Take every line from the material that has the word "JSON" in it.

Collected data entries
________________________

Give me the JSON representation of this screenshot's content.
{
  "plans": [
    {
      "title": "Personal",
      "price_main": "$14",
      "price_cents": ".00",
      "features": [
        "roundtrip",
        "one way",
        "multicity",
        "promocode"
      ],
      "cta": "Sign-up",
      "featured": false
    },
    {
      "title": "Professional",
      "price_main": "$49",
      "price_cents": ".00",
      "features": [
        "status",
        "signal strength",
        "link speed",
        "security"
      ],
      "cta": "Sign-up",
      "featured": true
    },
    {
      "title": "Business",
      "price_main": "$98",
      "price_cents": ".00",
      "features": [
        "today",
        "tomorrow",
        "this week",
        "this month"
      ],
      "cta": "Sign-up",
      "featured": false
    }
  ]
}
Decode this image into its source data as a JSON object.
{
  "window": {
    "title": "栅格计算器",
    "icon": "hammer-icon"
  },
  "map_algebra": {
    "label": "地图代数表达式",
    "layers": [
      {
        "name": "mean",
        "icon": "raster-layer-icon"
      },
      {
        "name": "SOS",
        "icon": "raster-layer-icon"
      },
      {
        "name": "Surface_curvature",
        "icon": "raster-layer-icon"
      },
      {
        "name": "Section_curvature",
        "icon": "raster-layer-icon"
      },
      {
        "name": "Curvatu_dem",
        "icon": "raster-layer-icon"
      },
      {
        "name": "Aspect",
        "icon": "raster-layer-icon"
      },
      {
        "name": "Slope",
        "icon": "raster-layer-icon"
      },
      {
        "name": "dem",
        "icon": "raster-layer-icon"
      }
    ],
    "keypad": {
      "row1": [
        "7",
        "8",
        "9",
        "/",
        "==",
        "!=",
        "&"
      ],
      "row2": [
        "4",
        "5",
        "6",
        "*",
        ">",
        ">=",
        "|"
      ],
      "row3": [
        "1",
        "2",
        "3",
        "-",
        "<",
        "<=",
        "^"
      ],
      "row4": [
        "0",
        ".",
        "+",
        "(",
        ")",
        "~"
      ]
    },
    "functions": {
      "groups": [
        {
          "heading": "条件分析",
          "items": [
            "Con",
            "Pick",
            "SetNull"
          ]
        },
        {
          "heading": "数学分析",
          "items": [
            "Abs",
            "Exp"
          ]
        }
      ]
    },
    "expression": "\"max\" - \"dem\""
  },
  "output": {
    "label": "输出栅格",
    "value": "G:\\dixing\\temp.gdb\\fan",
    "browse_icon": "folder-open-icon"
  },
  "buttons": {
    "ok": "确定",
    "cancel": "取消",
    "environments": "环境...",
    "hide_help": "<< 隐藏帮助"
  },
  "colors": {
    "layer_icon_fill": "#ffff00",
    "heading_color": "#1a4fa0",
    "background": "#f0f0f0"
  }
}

________________________

_RESPONSE TO THIS EXERCISE_
Give me the JSON representation of this screenshot's content.
Decode this image into its source data as a JSON object.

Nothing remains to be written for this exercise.